---------- Task inputs ----------
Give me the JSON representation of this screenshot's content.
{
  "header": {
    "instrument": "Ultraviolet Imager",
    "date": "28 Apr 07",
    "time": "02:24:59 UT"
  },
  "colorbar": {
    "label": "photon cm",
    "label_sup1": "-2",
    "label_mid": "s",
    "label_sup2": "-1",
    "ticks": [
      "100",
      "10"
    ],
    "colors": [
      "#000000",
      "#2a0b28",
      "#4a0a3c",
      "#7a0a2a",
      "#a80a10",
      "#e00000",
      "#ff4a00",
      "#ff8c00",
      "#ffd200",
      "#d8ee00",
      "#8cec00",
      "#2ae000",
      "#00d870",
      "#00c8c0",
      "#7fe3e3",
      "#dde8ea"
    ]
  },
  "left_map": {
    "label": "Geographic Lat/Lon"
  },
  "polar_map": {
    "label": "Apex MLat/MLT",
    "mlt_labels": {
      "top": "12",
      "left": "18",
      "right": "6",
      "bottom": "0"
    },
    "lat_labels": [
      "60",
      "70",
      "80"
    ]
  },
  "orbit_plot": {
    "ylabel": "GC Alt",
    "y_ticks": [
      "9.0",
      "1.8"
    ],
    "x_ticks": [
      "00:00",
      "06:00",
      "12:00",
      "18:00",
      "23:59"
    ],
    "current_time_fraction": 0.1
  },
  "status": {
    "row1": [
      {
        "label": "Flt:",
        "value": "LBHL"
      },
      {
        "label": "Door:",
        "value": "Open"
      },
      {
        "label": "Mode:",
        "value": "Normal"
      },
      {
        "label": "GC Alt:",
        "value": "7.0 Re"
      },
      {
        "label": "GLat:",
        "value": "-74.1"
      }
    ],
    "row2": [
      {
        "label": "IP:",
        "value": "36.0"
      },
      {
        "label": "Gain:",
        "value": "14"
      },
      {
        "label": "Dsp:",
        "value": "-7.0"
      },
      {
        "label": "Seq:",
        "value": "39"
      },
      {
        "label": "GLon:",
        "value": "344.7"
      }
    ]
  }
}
----------
*What the task asks:* Print the material verbatim, all of it.

*Finished task:*
Give me the JSON representation of this screenshot's content.
{
  "header": {
    "instrument": "Ultraviolet Imager",
    "date": "28 Apr 07",
    "time": "02:24:59 UT"
  },
  "colorbar": {
    "label": "photon cm",
    "label_sup1": "-2",
    "label_mid": "s",
    "label_sup2": "-1",
    "ticks": [
      "100",
      "10"
    ],
    "colors": [
      "#000000",
      "#2a0b28",
      "#4a0a3c",
      "#7a0a2a",
      "#a80a10",
      "#e00000",
      "#ff4a00",
      "#ff8c00",
      "#ffd200",
      "#d8ee00",
      "#8cec00",
      "#2ae000",
      "#00d870",
      "#00c8c0",
      "#7fe3e3",
      "#dde8ea"
    ]
  },
  "left_map": {
    "label": "Geographic Lat/Lon"
  },
  "polar_map": {
    "label": "Apex MLat/MLT",
    "mlt_labels": {
      "top": "12",
      "left": "18",
      "right": "6",
      "bottom": "0"
    },
    "lat_labels": [
      "60",
      "70",
      "80"
    ]
  },
  "orbit_plot": {
    "ylabel": "GC Alt",
    "y_ticks": [
      "9.0",
      "1.8"
    ],
    "x_ticks": [
      "00:00",
      "06:00",
      "12:00",
      "18:00",
      "23:59"
    ],
    "current_time_fraction": 0.1
  },
  "status": {
    "row1": [
      {
        "label": "Flt:",
        "value": "LBHL"
      },
      {
        "label": "Door:",
        "value": "Open"
      },
      {
        "label": "Mode:",
        "value": "Normal"
      },
      {
        "label": "GC Alt:",
        "value": "7.0 Re"
      },
      {
        "label": "GLat:",
        "value": "-74.1"
      }
    ],
    "row2": [
      {
        "label": "IP:",
        "value": "36.0"
      },
      {
        "label": "Gain:",
        "value": "14"
      },
      {
        "label": "Dsp:",
        "value": "-7.0"
      },
      {
        "label": "Seq:",
        "value": "39"
      },
      {
        "label": "GLon:",
        "value": "344.7"
      }
    ]
  }
}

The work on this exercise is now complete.